What to produce >>
Transcribe each line exactly.

(Data listing)

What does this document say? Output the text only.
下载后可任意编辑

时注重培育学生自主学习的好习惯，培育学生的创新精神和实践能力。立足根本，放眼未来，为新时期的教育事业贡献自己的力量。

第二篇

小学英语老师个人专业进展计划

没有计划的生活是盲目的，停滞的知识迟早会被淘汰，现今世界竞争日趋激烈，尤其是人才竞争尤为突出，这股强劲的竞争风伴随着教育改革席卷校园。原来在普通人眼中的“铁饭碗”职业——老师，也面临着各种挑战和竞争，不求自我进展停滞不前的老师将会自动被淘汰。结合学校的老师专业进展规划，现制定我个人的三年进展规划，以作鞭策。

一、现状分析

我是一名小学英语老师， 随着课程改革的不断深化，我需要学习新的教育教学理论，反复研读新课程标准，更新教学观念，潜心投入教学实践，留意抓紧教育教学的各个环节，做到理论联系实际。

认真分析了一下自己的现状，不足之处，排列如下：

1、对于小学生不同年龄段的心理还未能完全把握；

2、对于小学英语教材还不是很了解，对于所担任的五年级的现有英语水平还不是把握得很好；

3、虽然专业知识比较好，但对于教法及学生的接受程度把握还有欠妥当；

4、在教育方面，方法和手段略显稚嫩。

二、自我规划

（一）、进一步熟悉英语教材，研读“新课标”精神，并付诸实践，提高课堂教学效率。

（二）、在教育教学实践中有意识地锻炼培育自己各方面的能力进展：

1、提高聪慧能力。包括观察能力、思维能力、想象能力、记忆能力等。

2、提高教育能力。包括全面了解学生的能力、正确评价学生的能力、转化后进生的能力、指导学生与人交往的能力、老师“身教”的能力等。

Reply >>
What does this document say? Output the text only.
下载后可任意编辑

时注重培育学生自主学习的好习惯，培育学生的创新精神和实践能力。立足根本，放眼未来，为新时期的教育事业贡献自己的力量。

第二篇

小学英语老师个人专业进展计划

没有计划的生活是盲目的，停滞的知识迟早会被淘汰，现今世界竞争日趋激烈，尤其是人才竞争尤为突出，这股强劲的竞争风伴随着教育改革席卷校园。原来在普通人眼中的“铁饭碗”职业——老师，也面临着各种挑战和竞争，不求自我进展停滞不前的老师将会自动被淘汰。结合学校的老师专业进展规划，现制定我个人的三年进展规划，以作鞭策。

一、现状分析

我是一名小学英语老师， 随着课程改革的不断深化，我需要学习新的教育教学理论，反复研读新课程标准，更新教学观念，潜心投入教学实践，留意抓紧教育教学的各个环节，做到理论联系实际。

认真分析了一下自己的现状，不足之处，排列如下：

1、对于小学生不同年龄段的心理还未能完全把握；

2、对于小学英语教材还不是很了解，对于所担任的五年级的现有英语水平还不是把握得很好；

3、虽然专业知识比较好，但对于教法及学生的接受程度把握还有欠妥当；

4、在教育方面，方法和手段略显稚嫩。

二、自我规划

（一）、进一步熟悉英语教材，研读“新课标”精神，并付诸实践，提高课堂教学效率。

（二）、在教育教学实践中有意识地锻炼培育自己各方面的能力进展：

1、提高聪慧能力。包括观察能力、思维能力、想象能力、记忆能力等。

2、提高教育能力。包括全面了解学生的能力、正确评价学生的能力、转化后进生的能力、指导学生与人交往的能力、老师“身教”的能力等。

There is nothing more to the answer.